■ **What is being asked**: Take the line that has "Enumerate this screenshot's" in it and every line after it to the end of the entries, and reproduce them exactly.

(Records from a data source)
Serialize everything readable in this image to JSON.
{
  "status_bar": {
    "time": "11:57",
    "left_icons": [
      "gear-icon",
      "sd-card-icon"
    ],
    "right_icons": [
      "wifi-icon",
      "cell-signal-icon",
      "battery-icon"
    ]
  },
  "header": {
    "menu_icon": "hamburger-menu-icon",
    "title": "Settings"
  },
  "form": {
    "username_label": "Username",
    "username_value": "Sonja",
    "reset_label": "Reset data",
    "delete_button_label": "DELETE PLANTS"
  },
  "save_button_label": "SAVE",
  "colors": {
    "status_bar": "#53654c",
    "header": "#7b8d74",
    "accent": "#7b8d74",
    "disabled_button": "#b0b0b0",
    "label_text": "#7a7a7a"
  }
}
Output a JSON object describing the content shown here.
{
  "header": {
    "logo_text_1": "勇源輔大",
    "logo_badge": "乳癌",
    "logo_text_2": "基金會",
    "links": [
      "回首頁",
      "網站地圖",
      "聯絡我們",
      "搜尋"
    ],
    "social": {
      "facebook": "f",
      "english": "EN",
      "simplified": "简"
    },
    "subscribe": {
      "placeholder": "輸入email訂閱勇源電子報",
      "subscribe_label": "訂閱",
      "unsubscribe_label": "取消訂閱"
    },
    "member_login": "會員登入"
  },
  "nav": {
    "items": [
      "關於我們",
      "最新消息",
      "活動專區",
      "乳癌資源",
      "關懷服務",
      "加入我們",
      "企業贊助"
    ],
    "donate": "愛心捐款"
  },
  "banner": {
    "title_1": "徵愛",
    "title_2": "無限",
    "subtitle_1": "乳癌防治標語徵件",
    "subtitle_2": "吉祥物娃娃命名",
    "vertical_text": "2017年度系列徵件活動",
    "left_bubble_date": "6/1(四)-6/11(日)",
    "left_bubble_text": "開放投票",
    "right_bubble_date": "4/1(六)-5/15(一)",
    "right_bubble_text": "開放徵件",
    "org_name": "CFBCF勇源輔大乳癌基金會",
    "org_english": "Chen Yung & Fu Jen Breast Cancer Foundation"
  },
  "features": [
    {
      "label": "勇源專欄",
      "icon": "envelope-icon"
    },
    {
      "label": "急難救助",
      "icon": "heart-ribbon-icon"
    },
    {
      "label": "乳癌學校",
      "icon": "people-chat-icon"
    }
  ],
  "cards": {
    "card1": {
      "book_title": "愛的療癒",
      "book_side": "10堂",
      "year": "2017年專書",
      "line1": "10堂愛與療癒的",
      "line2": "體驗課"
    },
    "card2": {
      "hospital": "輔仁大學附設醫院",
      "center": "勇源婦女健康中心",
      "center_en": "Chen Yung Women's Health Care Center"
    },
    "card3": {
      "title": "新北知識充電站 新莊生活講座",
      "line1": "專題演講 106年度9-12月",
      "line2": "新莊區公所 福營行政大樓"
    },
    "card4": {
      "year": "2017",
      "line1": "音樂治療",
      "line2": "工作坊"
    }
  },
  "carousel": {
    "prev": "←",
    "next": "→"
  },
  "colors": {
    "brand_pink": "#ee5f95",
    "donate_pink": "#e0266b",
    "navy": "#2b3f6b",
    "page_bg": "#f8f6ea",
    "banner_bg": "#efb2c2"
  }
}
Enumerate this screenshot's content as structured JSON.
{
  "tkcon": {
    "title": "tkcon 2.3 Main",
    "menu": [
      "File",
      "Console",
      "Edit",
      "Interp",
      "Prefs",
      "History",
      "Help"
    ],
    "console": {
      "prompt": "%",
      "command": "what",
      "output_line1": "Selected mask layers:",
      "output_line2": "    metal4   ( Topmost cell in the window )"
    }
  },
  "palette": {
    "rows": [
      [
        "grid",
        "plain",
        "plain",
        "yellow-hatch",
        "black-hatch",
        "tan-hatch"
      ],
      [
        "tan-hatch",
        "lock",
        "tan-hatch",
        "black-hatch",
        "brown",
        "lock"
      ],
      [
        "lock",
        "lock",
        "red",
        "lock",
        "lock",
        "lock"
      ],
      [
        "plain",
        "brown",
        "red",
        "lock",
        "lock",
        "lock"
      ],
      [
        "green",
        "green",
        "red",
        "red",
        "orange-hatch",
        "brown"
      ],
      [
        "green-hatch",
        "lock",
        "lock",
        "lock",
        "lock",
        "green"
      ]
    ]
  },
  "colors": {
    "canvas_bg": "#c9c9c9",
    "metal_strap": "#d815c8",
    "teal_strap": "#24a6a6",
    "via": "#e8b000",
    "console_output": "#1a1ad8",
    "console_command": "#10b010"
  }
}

■ **Full solution**:
Enumerate this screenshot's content as structured JSON.
{
  "tkcon": {
    "title": "tkcon 2.3 Main",
    "menu": [
      "File",
      "Console",
      "Edit",
      "Interp",
      "Prefs",
      "History",
      "Help"
    ],
    "console": {
      "prompt": "%",
      "command": "what",
      "output_line1": "Selected mask layers:",
      "output_line2": "    metal4   ( Topmost cell in the window )"
    }
  },
  "palette": {
    "rows": [
      [
        "grid",
        "plain",
        "plain",
        "yellow-hatch",
        "black-hatch",
        "tan-hatch"
      ],
      [
        "tan-hatch",
        "lock",
        "tan-hatch",
        "black-hatch",
        "brown",
        "lock"
      ],
      [
        "lock",
        "lock",
        "red",
        "lock",
        "lock",
        "lock"
      ],
      [
        "plain",
        "brown",
        "red",
        "lock",
        "lock",
        "lock"
      ],
      [
        "green",
        "green",
        "red",
        "red",
        "orange-hatch",
        "brown"
      ],
      [
        "green-hatch",
        "lock",
        "lock",
        "lock",
        "lock",
        "green"
      ]
    ]
  },
  "colors": {
    "canvas_bg": "#c9c9c9",
    "metal_strap": "#d815c8",
    "teal_strap": "#24a6a6",
    "via": "#e8b000",
    "console_output": "#1a1ad8",
    "console_command": "#10b010"
  }
}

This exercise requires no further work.